##### Records shown #####

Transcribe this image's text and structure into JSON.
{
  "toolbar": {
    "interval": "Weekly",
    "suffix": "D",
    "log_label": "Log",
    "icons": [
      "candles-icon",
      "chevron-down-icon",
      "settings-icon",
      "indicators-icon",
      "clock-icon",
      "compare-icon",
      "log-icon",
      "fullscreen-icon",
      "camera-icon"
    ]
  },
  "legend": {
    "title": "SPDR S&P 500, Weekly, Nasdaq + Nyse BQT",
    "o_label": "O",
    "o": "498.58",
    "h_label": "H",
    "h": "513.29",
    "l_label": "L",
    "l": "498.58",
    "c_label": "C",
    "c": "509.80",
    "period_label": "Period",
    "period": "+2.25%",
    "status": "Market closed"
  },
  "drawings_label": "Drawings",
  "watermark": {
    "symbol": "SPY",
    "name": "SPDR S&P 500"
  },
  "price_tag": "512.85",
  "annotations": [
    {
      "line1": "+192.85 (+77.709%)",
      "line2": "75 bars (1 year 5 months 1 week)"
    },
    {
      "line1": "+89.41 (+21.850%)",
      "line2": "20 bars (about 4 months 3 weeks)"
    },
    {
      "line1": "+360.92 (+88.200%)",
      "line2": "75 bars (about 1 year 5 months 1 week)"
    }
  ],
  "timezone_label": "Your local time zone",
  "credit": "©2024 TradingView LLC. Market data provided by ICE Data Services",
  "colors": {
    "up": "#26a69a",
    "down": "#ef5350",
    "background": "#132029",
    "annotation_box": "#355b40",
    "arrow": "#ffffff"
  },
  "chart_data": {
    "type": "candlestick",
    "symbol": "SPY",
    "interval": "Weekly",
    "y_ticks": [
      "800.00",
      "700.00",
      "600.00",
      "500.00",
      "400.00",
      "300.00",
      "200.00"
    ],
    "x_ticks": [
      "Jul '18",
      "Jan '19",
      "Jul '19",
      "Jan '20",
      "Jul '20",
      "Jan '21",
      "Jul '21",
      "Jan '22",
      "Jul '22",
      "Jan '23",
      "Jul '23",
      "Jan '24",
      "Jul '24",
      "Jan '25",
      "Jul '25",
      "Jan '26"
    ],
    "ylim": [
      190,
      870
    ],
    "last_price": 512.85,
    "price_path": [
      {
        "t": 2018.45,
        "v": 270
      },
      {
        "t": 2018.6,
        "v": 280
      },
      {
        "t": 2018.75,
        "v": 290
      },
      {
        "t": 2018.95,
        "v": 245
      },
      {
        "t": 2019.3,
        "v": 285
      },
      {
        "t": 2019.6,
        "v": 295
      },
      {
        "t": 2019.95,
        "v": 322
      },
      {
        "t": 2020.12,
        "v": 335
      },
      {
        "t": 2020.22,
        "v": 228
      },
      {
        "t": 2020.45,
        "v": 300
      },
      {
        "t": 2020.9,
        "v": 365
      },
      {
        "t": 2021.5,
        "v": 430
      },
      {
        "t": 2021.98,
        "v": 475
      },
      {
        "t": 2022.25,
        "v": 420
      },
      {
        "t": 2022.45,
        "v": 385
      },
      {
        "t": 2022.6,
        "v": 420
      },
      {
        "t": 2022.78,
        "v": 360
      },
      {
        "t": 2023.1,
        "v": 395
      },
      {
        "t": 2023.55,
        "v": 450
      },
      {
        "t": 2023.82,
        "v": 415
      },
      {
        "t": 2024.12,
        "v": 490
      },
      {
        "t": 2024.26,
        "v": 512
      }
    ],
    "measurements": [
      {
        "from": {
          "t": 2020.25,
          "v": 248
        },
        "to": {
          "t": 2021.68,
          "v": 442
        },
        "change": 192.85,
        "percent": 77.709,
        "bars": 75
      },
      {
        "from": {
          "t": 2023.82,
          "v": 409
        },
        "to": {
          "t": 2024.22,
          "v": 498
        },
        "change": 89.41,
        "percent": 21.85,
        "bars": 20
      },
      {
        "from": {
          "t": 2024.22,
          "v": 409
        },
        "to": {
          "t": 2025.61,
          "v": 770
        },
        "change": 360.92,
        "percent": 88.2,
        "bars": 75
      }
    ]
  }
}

#####

→ **Required work**
Write out the records shown above, exactly as they appear.

→ **Right answer**
Transcribe this image's text and structure into JSON.
{
  "toolbar": {
    "interval": "Weekly",
    "suffix": "D",
    "log_label": "Log",
    "icons": [
      "candles-icon",
      "chevron-down-icon",
      "settings-icon",
      "indicators-icon",
      "clock-icon",
      "compare-icon",
      "log-icon",
      "fullscreen-icon",
      "camera-icon"
    ]
  },
  "legend": {
    "title": "SPDR S&P 500, Weekly, Nasdaq + Nyse BQT",
    "o_label": "O",
    "o": "498.58",
    "h_label": "H",
    "h": "513.29",
    "l_label": "L",
    "l": "498.58",
    "c_label": "C",
    "c": "509.80",
    "period_label": "Period",
    "period": "+2.25%",
    "status": "Market closed"
  },
  "drawings_label": "Drawings",
  "watermark": {
    "symbol": "SPY",
    "name": "SPDR S&P 500"
  },
  "price_tag": "512.85",
  "annotations": [
    {
      "line1": "+192.85 (+77.709%)",
      "line2": "75 bars (1 year 5 months 1 week)"
    },
    {
      "line1": "+89.41 (+21.850%)",
      "line2": "20 bars (about 4 months 3 weeks)"
    },
    {
      "line1": "+360.92 (+88.200%)",
      "line2": "75 bars (about 1 year 5 months 1 week)"
    }
  ],
  "timezone_label": "Your local time zone",
  "credit": "©2024 TradingView LLC. Market data provided by ICE Data Services",
  "colors": {
    "up": "#26a69a",
    "down": "#ef5350",
    "background": "#132029",
    "annotation_box": "#355b40",
    "arrow": "#ffffff"
  },
  "chart_data": {
    "type": "candlestick",
    "symbol": "SPY",
    "interval": "Weekly",
    "y_ticks": [
      "800.00",
      "700.00",
      "600.00",
      "500.00",
      "400.00",
      "300.00",
      "200.00"
    ],
    "x_ticks": [
      "Jul '18",
      "Jan '19",
      "Jul '19",
      "Jan '20",
      "Jul '20",
      "Jan '21",
      "Jul '21",
      "Jan '22",
      "Jul '22",
      "Jan '23",
      "Jul '23",
      "Jan '24",
      "Jul '24",
      "Jan '25",
      "Jul '25",
      "Jan '26"
    ],
    "ylim": [
      190,
      870
    ],
    "last_price": 512.85,
    "price_path": [
      {
        "t": 2018.45,
        "v": 270
      },
      {
        "t": 2018.6,
        "v": 280
      },
      {
        "t": 2018.75,
        "v": 290
      },
      {
        "t": 2018.95,
        "v": 245
      },
      {
        "t": 2019.3,
        "v": 285
      },
      {
        "t": 2019.6,
        "v": 295
      },
      {
        "t": 2019.95,
        "v": 322
      },
      {
        "t": 2020.12,
        "v": 335
      },
      {
        "t": 2020.22,
        "v": 228
      },
      {
        "t": 2020.45,
        "v": 300
      },
      {
        "t": 2020.9,
        "v": 365
      },
      {
        "t": 2021.5,
        "v": 430
      },
      {
        "t": 2021.98,
        "v": 475
      },
      {
        "t": 2022.25,
        "v": 420
      },
      {
        "t": 2022.45,
        "v": 385
      },
      {
        "t": 2022.6,
        "v": 420
      },
      {
        "t": 2022.78,
        "v": 360
      },
      {
        "t": 2023.1,
        "v": 395
      },
      {
        "t": 2023.55,
        "v": 450
      },
      {
        "t": 2023.82,
        "v": 415
      },
      {
        "t": 2024.12,
        "v": 490
      },
      {
        "t": 2024.26,
        "v": 512
      }
    ],
    "measurements": [
      {
        "from": {
          "t": 2020.25,
          "v": 248
        },
        "to": {
          "t": 2021.68,
          "v": 442
        },
        "change": 192.85,
        "percent": 77.709,
        "bars": 75
      },
      {
        "from": {
          "t": 2023.82,
          "v": 409
        },
        "to": {
          "t": 2024.22,
          "v": 498
        },
        "change": 89.41,
        "percent": 21.85,
        "bars": 20
      },
      {
        "from": {
          "t": 2024.22,
          "v": 409
        },
        "to": {
          "t": 2025.61,
          "v": 770
        },
        "change": 360.92,
        "percent": 88.2,
        "bars": 75
      }
    ]
  }
}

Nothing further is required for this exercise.